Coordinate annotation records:
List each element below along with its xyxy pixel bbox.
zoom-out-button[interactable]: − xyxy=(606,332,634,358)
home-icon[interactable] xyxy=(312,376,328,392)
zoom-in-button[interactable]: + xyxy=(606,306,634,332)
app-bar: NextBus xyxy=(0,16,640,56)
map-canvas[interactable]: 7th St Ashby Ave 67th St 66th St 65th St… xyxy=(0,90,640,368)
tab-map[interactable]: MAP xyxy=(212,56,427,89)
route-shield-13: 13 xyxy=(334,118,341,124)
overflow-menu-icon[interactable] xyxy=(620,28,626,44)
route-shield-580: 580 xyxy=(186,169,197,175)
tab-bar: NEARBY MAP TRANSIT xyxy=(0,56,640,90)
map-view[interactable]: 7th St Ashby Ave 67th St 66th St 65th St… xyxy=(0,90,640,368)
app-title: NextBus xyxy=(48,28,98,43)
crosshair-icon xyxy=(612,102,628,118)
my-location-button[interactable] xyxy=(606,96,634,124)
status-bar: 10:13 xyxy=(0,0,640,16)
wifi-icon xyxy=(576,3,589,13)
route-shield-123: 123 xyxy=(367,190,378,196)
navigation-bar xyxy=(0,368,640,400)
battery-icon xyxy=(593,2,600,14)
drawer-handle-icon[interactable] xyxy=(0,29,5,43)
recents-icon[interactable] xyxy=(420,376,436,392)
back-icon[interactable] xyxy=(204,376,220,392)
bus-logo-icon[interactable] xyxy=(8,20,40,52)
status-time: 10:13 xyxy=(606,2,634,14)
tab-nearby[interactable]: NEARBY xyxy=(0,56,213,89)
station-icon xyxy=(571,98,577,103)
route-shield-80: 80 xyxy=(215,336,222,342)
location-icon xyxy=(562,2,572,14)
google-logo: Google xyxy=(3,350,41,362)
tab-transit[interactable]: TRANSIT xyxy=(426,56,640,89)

What to produce |
Reproduce every line of the material above without any changes.

Problem solution |
List each element below along with its xyxy pixel bbox.
zoom-out-button[interactable]: − xyxy=(606,332,634,358)
home-icon[interactable] xyxy=(312,376,328,392)
zoom-in-button[interactable]: + xyxy=(606,306,634,332)
app-bar: NextBus xyxy=(0,16,640,56)
map-canvas[interactable]: 7th St Ashby Ave 67th St 66th St 65th St… xyxy=(0,90,640,368)
tab-map[interactable]: MAP xyxy=(212,56,427,89)
route-shield-13: 13 xyxy=(334,118,341,124)
overflow-menu-icon[interactable] xyxy=(620,28,626,44)
route-shield-580: 580 xyxy=(186,169,197,175)
tab-bar: NEARBY MAP TRANSIT xyxy=(0,56,640,90)
map-view[interactable]: 7th St Ashby Ave 67th St 66th St 65th St… xyxy=(0,90,640,368)
app-title: NextBus xyxy=(48,28,98,43)
crosshair-icon xyxy=(612,102,628,118)
my-location-button[interactable] xyxy=(606,96,634,124)
status-bar: 10:13 xyxy=(0,0,640,16)
wifi-icon xyxy=(576,3,589,13)
route-shield-123: 123 xyxy=(367,190,378,196)
navigation-bar xyxy=(0,368,640,400)
battery-icon xyxy=(593,2,600,14)
drawer-handle-icon[interactable] xyxy=(0,29,5,43)
recents-icon[interactable] xyxy=(420,376,436,392)
back-icon[interactable] xyxy=(204,376,220,392)
bus-logo-icon[interactable] xyxy=(8,20,40,52)
status-time: 10:13 xyxy=(606,2,634,14)
tab-nearby[interactable]: NEARBY xyxy=(0,56,213,89)
station-icon xyxy=(571,98,577,103)
route-shield-80: 80 xyxy=(215,336,222,342)
location-icon xyxy=(562,2,572,14)
google-logo: Google xyxy=(3,350,41,362)
tab-transit[interactable]: TRANSIT xyxy=(426,56,640,89)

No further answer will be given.